==== 本文抜粋 ====

東大寺大仏と新羅出兵計画  『 歴史地理教育』 673号2004-08)

東大寺大仏と新羅出兵計画ーー
歴史地理教育 / 歴史教育者協議会 編 673号2004-08)

 「戦後」の歴史教育において、奈良時代のイメージは、しばしば山上憶良の「貧窮問答歌」、そして反乱を起こして拷問をうけた橘奈良麻呂が語ったという「東大寺を造り、人民辛苦す」という言葉によって語られた。

 このような筋書きを歴史教育に最初に持ち込んだのはおそらく羽仁五郎であろう(羽仁「大化改新」、『羽仁五郎歴史論著作集』3、青木書店)。私は、羽仁の歴史学の意味を全否定するものでも、また羽仁の言説の根拠となった北山茂夫「奈良前期における負担体型の解体」(『歴史科学大系3』校倉書房)の研究史上の意義を否定するものでもない。しかし、「戦後歴史学」を考える場合、この種の羽仁の文章が学問的論文としての体をなしていないことは確認しておくべきだと思う。

 たしかに、はじめての本格的な統一国家として登場した律令制王国の下で、人々が新たなきびしい条件におかれたことは事実である。しかし、それは共同的な性格をもった社会から階級的社会が確立した社会への歴史の変化を、より理論的かつ具体的に論じるなかで自然に理解されるべき問題であるはずである。右の奈良麻呂の言葉をとくに取り出し、必然的に「人民辛苦」を東大寺大仏の歴史的評価の問題と関係させて議論するというのは、あまりに安直・狭隘な「人民史観」である。

====

課題
#1 東大寺大仏についての文章のうち、「たしかに、はじめての本格的な」で始まる段落を、主な事実を残して短く書き直せ。
#2 東大寺大仏についての文章を、最後の文の次から引き継いで書き進めよ。

==== データ抜粋 ====

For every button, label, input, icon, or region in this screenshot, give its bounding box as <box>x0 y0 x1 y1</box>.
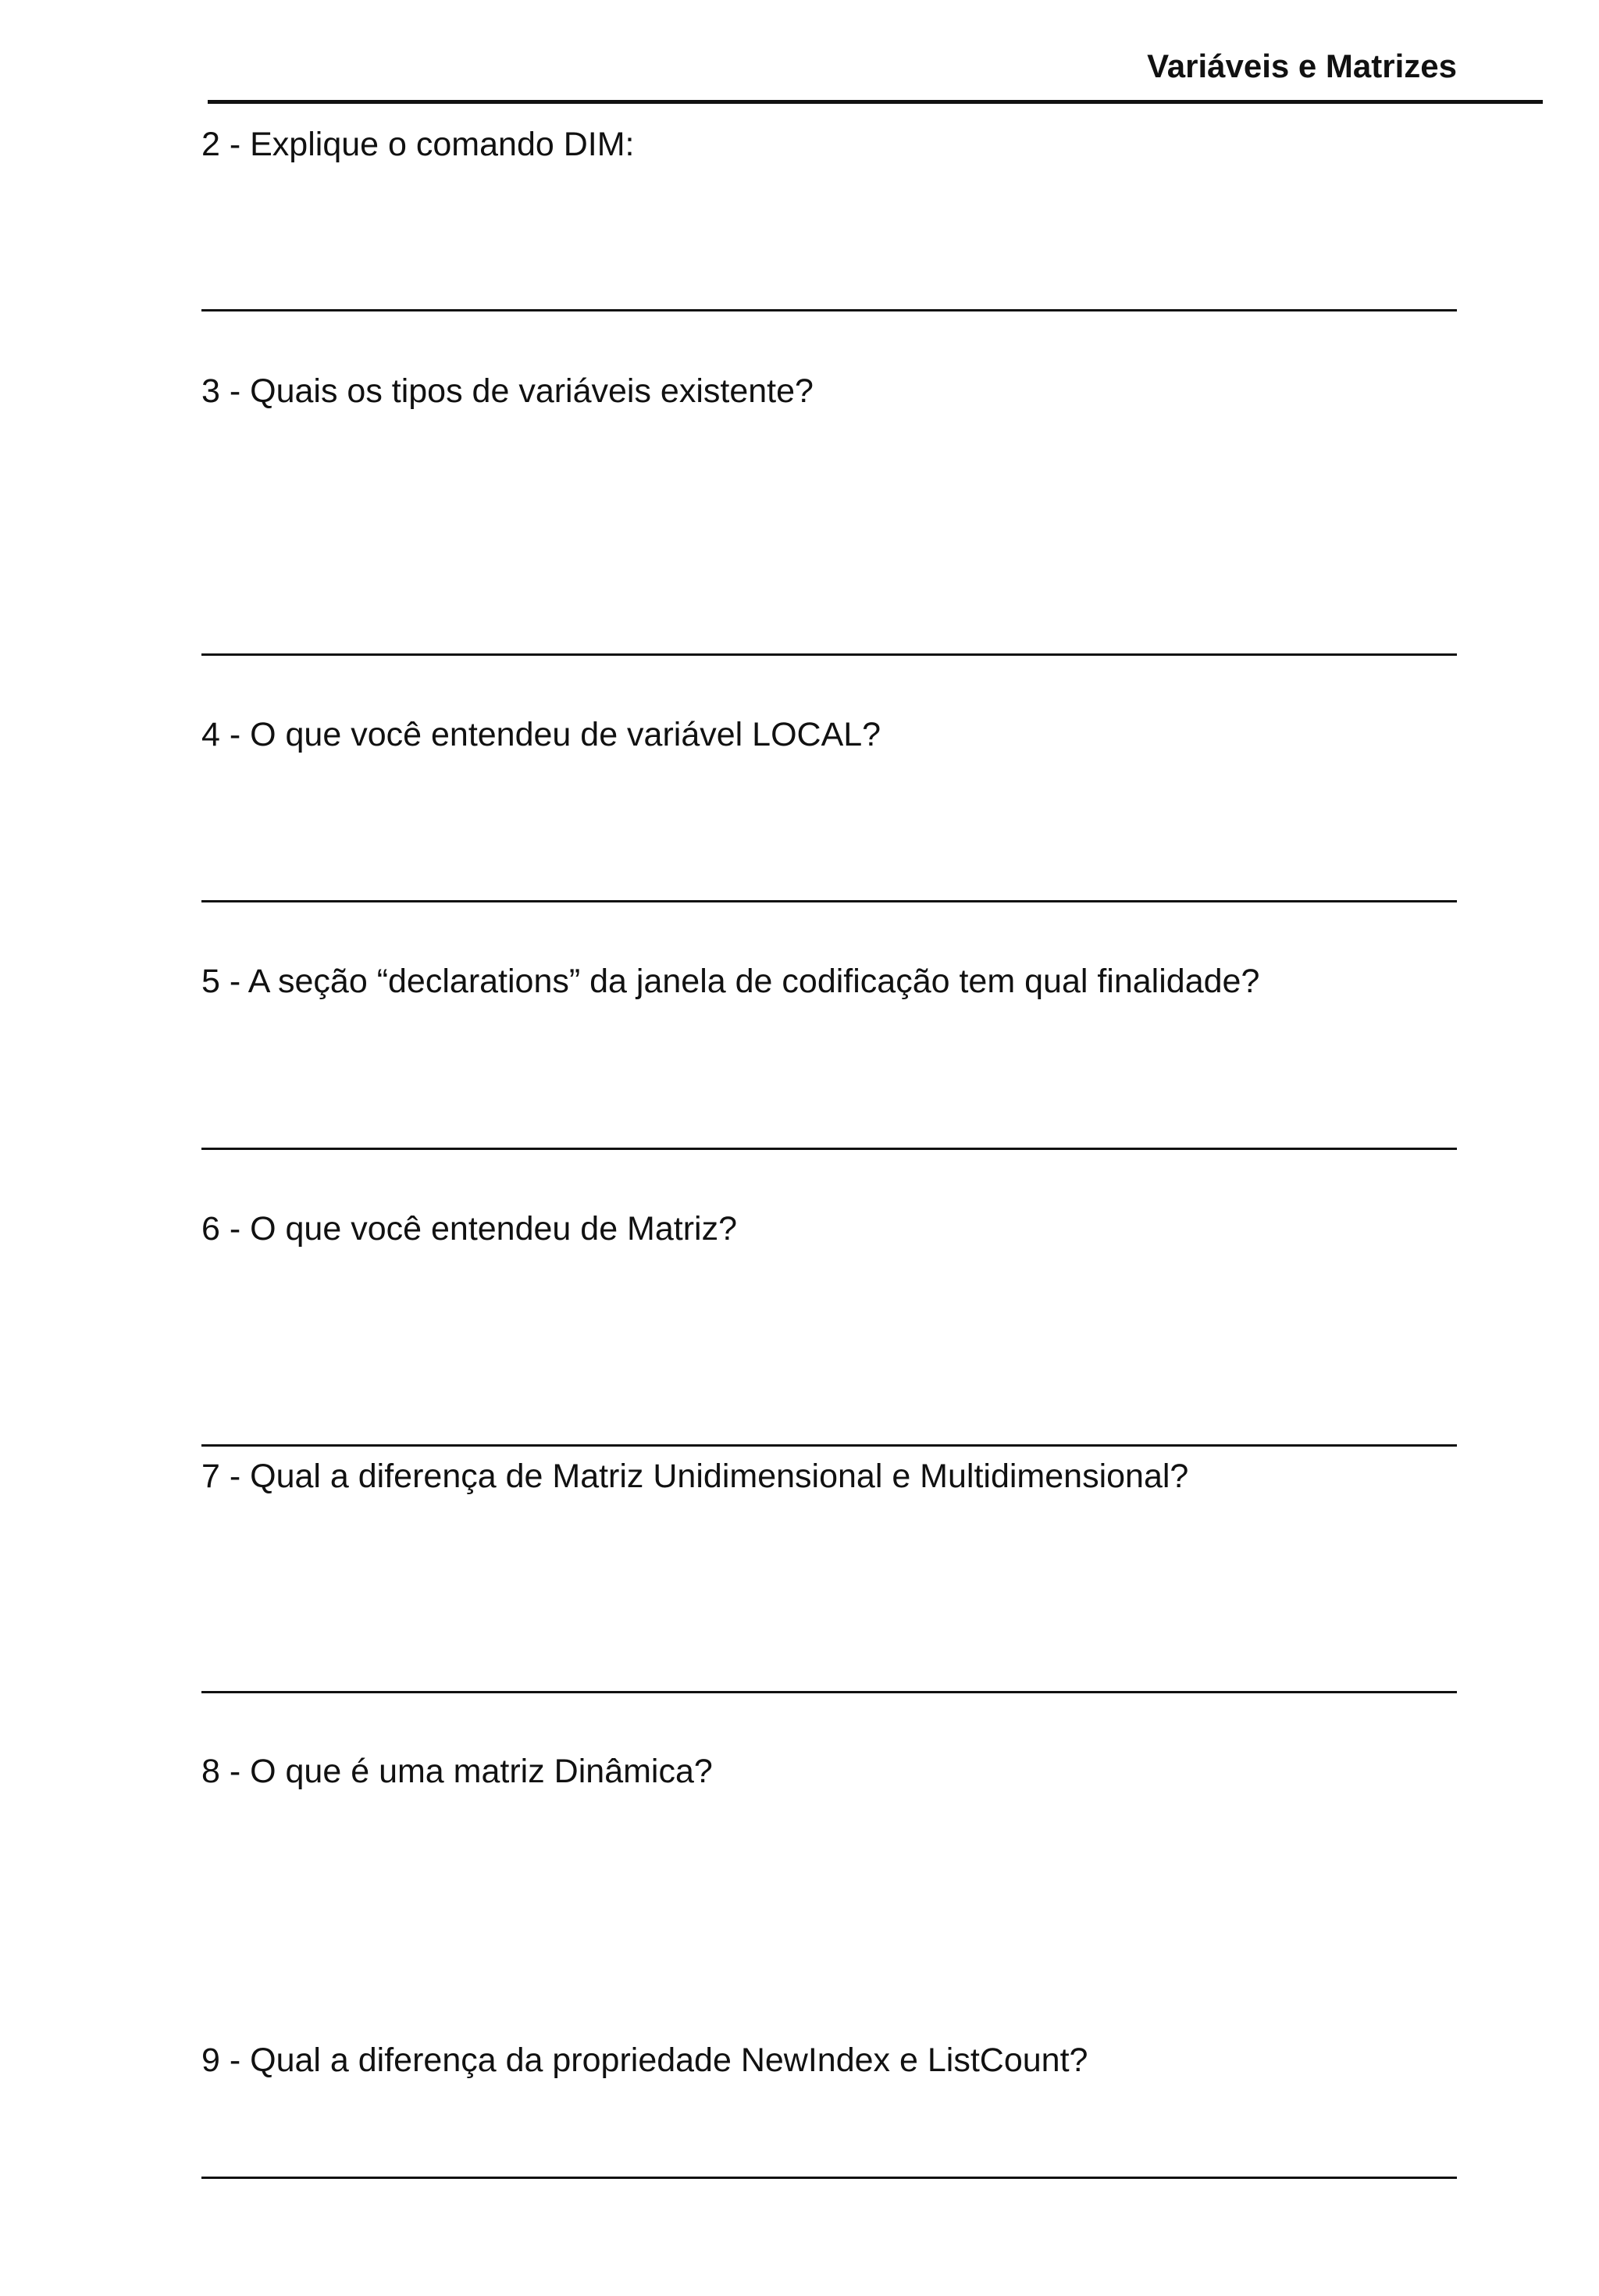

====

回答
#1 律令制王国の下で人々が新たなきびしい条件におかれたことは事実である。だがそれは、共同的な社会から階級的社会への変化を理論的かつ具体的に論じるなかで理解されるべき問題である。奈良麻呂の言葉をとくに取り出し、「人民辛苦」を東大寺大仏の評価と結びつけて論じるのは、安直・狭隘な「人民史観」である。

#2
 そして、現在からみると、何よりも問題なのは、その視野があまりに「自国史」の枠内に局限されていることである。私は、東大寺大仏の意味を考えるにあたっては、八世紀、二度にわたって高まった新羅出兵計画との関連をふまえなければならないと思う。これを八世紀政治史の最重要点として強調したのは、石母田正『日本の古代国家』であり、その指摘の鋭さはさすがに「戦後歴史学」の主流をになった歴史家にふさわしいものである。そして、この石母田の指摘は、さらに意識的に、同時代の安禄山の反乱をはじめとするユーラシア全体の歴史の理解のなかで生かされてねばならない。この点は、最後に若干ふれるとして、まず東大寺大仏の建立と新羅出兵計画の絡み合いの様子をみてみよう。

 新羅出兵計画は、旧高句麗地域において建国された渤海が、その勢力を拡大し、七二七年、日本に遣使し、自己が高句麗の跡をうける地位にあると称し、「親仁、援を結び、庶くは前経に叶わん」と、日本との同盟を申し入れたことがきっかけとなった。この使者を渤海まで送っていった遣渤海使・引田朝臣虫麻呂が、七三〇年(天平二)八月に帰国して渤海の現況を報告して以降、新羅侵略の議論が一挙に沸騰したのである。同年九月の大納言藤原武智麻呂の大宰帥兼任、十一月の畿内惣官職・諸道鎮撫使の設置、さらにその翌年七三二年(天平四)の諸道節度使の補任は、新羅に対する戦争体制の構築そのものである。その中心に藤原不比等の四人の子供、藤原武智麻呂・房前・宇合・麻呂、いわゆる藤原四卿が位置していたのはいうまでもない。そして、同じ年、七三二年に渤海が山東半島登州を攻撃し、唐が新羅に援軍派遣を要求する。こうして、七三五年、新羅は唐から渤海と境を接する唄江以南の地の割譲をうけ、唐との連携を強化しつつ、渤海との戦争状態の前線に立った。

 この中で、七三六年(天平八)に発遣された日本の遣新羅使が、新羅の接遇を「常礼を失う」ものと咎めるという事件が発生した。帰国した彼らの報告をうけた朝廷は、翌七三七年(天平九)二月、主要な官人四十五人を内裏に招集し、意見を開陳させたが、その中には、使者を新羅に遣わして問詰するという意見のほかに、「兵を発し征伐を加えん」というものがあったという。石母田『日本の古代国家』は、この出兵路線を主唱した人物こそ藤原広嗣であったと推定している。こうして、夏四月、伊勢・大神・筑紫住吉・八幡・香椎の諸社に奉幣し「新羅无礼の状」を報知するという状況が展開したのである。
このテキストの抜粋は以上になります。